> _Work instructions_
Lay out every line of the records below as a Markdown table with two columns, Number and Text. Number the rows in order and leave out any blank lines.
— begin —
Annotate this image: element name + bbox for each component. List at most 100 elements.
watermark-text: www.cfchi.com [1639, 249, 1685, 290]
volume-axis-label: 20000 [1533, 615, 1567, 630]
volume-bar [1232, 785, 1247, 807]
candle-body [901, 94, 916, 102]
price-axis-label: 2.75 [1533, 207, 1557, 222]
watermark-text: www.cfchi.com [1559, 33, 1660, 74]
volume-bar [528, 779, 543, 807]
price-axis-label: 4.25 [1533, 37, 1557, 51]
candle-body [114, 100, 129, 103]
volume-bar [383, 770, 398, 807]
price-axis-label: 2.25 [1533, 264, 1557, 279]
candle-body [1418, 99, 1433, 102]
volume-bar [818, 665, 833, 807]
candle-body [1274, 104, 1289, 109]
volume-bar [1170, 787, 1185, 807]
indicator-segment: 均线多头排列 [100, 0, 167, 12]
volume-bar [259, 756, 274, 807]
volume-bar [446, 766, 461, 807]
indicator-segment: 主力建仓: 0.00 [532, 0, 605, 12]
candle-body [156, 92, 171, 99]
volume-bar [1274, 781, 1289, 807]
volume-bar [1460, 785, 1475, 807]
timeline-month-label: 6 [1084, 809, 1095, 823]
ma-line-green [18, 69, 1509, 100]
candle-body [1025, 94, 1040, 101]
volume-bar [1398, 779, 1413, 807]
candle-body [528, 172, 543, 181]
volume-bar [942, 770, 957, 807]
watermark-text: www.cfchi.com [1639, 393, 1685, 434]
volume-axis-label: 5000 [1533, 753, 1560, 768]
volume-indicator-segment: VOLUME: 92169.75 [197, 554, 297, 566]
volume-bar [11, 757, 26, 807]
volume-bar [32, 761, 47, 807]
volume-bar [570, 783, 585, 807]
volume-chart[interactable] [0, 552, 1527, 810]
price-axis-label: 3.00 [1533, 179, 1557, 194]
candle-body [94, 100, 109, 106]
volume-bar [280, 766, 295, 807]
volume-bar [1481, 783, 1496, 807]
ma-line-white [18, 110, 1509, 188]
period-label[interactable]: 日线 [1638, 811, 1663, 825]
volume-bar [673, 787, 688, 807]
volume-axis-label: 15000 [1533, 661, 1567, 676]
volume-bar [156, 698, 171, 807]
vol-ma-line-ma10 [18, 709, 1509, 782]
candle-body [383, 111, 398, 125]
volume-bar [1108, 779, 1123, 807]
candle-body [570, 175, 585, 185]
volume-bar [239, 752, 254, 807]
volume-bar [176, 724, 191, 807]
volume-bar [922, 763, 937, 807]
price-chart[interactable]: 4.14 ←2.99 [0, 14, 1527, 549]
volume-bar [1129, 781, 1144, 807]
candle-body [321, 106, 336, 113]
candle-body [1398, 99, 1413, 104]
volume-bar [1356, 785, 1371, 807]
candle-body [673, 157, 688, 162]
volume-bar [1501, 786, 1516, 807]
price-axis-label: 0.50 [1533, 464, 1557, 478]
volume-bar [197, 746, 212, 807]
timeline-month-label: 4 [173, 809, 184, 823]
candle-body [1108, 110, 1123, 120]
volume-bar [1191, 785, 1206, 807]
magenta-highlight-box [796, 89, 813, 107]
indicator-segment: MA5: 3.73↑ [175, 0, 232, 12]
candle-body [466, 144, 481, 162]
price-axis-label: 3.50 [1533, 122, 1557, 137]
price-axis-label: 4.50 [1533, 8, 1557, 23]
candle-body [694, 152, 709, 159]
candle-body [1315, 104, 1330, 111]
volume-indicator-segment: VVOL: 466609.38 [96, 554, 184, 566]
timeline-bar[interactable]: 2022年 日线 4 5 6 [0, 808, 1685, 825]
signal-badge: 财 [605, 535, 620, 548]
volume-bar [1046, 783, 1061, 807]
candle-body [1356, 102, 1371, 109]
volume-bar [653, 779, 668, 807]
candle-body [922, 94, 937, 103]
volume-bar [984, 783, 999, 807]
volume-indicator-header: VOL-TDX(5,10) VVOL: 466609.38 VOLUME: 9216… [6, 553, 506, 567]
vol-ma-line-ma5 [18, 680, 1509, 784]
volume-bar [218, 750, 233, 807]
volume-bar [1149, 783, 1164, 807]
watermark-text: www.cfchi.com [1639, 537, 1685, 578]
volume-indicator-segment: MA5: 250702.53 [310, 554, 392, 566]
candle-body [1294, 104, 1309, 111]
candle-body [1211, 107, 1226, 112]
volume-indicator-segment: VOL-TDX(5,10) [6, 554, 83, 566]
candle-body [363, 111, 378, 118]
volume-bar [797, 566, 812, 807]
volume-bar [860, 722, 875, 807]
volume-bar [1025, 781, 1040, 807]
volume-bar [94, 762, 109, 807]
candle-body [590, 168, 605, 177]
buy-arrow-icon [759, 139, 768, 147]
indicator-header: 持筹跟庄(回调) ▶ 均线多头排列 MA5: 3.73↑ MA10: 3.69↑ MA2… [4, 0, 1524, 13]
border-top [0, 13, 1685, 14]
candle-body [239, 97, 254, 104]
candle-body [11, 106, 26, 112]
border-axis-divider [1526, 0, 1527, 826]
— end —
> _Task answer_
| Number | Text |
|---|---|
| 1 | Annotate this image: element name + bbox for each component. List at most 100 elements. |
| 2 | watermark-text: www.cfchi.com [1639, 249, 1685, 290] |
| 3 | volume-axis-label: 20000 [1533, 615, 1567, 630] |
| 4 | volume-bar [1232, 785, 1247, 807] |
| 5 | candle-body [901, 94, 916, 102] |
| 6 | price-axis-label: 2.75 [1533, 207, 1557, 222] |
| 7 | watermark-text: www.cfchi.com [1559, 33, 1660, 74] |
| 8 | volume-bar [528, 779, 543, 807] |
| 9 | price-axis-label: 4.25 [1533, 37, 1557, 51] |
| 10 | candle-body [114, 100, 129, 103] |
| 11 | volume-bar [383, 770, 398, 807] |
| 12 | price-axis-label: 2.25 [1533, 264, 1557, 279] |
| 13 | candle-body [1418, 99, 1433, 102] |
| 14 | volume-bar [818, 665, 833, 807] |
| 15 | candle-body [1274, 104, 1289, 109] |
| 16 | volume-bar [1170, 787, 1185, 807] |
| 17 | indicator-segment: 均线多头排列 [100, 0, 167, 12] |
| 18 | volume-bar [259, 756, 274, 807] |
| 19 | volume-bar [446, 766, 461, 807] |
| 20 | indicator-segment: 主力建仓: 0.00 [532, 0, 605, 12] |
| 21 | candle-body [156, 92, 171, 99] |
| 22 | volume-bar [1274, 781, 1289, 807] |
| 23 | volume-bar [1460, 785, 1475, 807] |
| 24 | timeline-month-label: 6 [1084, 809, 1095, 823] |
| 25 | ma-line-green [18, 69, 1509, 100] |
| 26 | candle-body [1025, 94, 1040, 101] |
| 27 | volume-bar [1398, 779, 1413, 807] |
| 28 | candle-body [528, 172, 543, 181] |
| 29 | volume-bar [942, 770, 957, 807] |
| 30 | watermark-text: www.cfchi.com [1639, 393, 1685, 434] |
| 31 | volume-axis-label: 5000 [1533, 753, 1560, 768] |
| 32 | volume-indicator-segment: VOLUME: 92169.75 [197, 554, 297, 566] |
| 33 | volume-bar [11, 757, 26, 807] |
| 34 | volume-bar [32, 761, 47, 807] |
| 35 | volume-bar [570, 783, 585, 807] |
| 36 | volume-chart[interactable] [0, 552, 1527, 810] |
| 37 | price-axis-label: 3.00 [1533, 179, 1557, 194] |
| 38 | candle-body [94, 100, 109, 106] |
| 39 | volume-bar [280, 766, 295, 807] |
| 40 | volume-bar [1481, 783, 1496, 807] |
| 41 | ma-line-white [18, 110, 1509, 188] |
| 42 | period-label[interactable]: 日线 [1638, 811, 1663, 825] |
| 43 | volume-bar [673, 787, 688, 807] |
| 44 | volume-axis-label: 15000 [1533, 661, 1567, 676] |
| 45 | volume-bar [156, 698, 171, 807] |
| 46 | vol-ma-line-ma10 [18, 709, 1509, 782] |
| 47 | candle-body [383, 111, 398, 125] |
| 48 | volume-bar [1108, 779, 1123, 807] |
| 49 | candle-body [570, 175, 585, 185] |
| 50 | volume-bar [239, 752, 254, 807] |
| 51 | volume-bar [176, 724, 191, 807] |
| 52 | volume-bar [922, 763, 937, 807] |
| 53 | price-chart[interactable]: 4.14 ←2.99 [0, 14, 1527, 549] |
| 54 | volume-bar [1129, 781, 1144, 807] |
| 55 | candle-body [321, 106, 336, 113] |
| 56 | candle-body [1398, 99, 1413, 104] |
| 57 | volume-bar [1356, 785, 1371, 807] |
| 58 | candle-body [673, 157, 688, 162] |
| 59 | volume-bar [1501, 786, 1516, 807] |
| 60 | price-axis-label: 0.50 [1533, 464, 1557, 478] |
| 61 | volume-bar [197, 746, 212, 807] |
| 62 | timeline-month-label: 4 [173, 809, 184, 823] |
| 63 | candle-body [1108, 110, 1123, 120] |
| 64 | volume-bar [1191, 785, 1206, 807] |
| 65 | magenta-highlight-box [796, 89, 813, 107] |
| 66 | indicator-segment: MA5: 3.73↑ [175, 0, 232, 12] |
| 67 | candle-body [466, 144, 481, 162] |
| 68 | price-axis-label: 3.50 [1533, 122, 1557, 137] |
| 69 | price-axis-label: 4.50 [1533, 8, 1557, 23] |
| 70 | candle-body [694, 152, 709, 159] |
| 71 | candle-body [1315, 104, 1330, 111] |
| 72 | volume-indicator-segment: VVOL: 466609.38 [96, 554, 184, 566] |
| 73 | timeline-bar[interactable]: 2022年 日线 4 5 6 [0, 808, 1685, 825] |
| 74 | signal-badge: 财 [605, 535, 620, 548] |
| 75 | volume-bar [1046, 783, 1061, 807] |
| 76 | candle-body [1356, 102, 1371, 109] |
| 77 | volume-bar [653, 779, 668, 807] |
| 78 | candle-body [922, 94, 937, 103] |
| 79 | volume-bar [984, 783, 999, 807] |
| 80 | volume-indicator-header: VOL-TDX(5,10) VVOL: 466609.38 VOLUME: 9216… [6, 553, 506, 567] |
| 81 | vol-ma-line-ma5 [18, 680, 1509, 784] |
| 82 | volume-bar [218, 750, 233, 807] |
| 83 | volume-bar [1149, 783, 1164, 807] |
| 84 | watermark-text: www.cfchi.com [1639, 537, 1685, 578] |
| 85 | volume-indicator-segment: MA5: 250702.53 [310, 554, 392, 566] |
| 86 | candle-body [1294, 104, 1309, 111] |
| 87 | candle-body [1211, 107, 1226, 112] |
| 88 | volume-indicator-segment: VOL-TDX(5,10) [6, 554, 83, 566] |
| 89 | candle-body [363, 111, 378, 118] |
| 90 | volume-bar [797, 566, 812, 807] |
| 91 | volume-bar [860, 722, 875, 807] |
| 92 | volume-bar [1025, 781, 1040, 807] |
| 93 | volume-bar [94, 762, 109, 807] |
| 94 | candle-body [590, 168, 605, 177] |
| 95 | buy-arrow-icon [759, 139, 768, 147] |
| 96 | indicator-header: 持筹跟庄(回调) ▶ 均线多头排列 MA5: 3.73↑ MA10: 3.69↑ MA2… [4, 0, 1524, 13] |
| 97 | border-top [0, 13, 1685, 14] |
| 98 | candle-body [239, 97, 254, 104] |
| 99 | candle-body [11, 106, 26, 112] |
| 100 | border-axis-divider [1526, 0, 1527, 826] |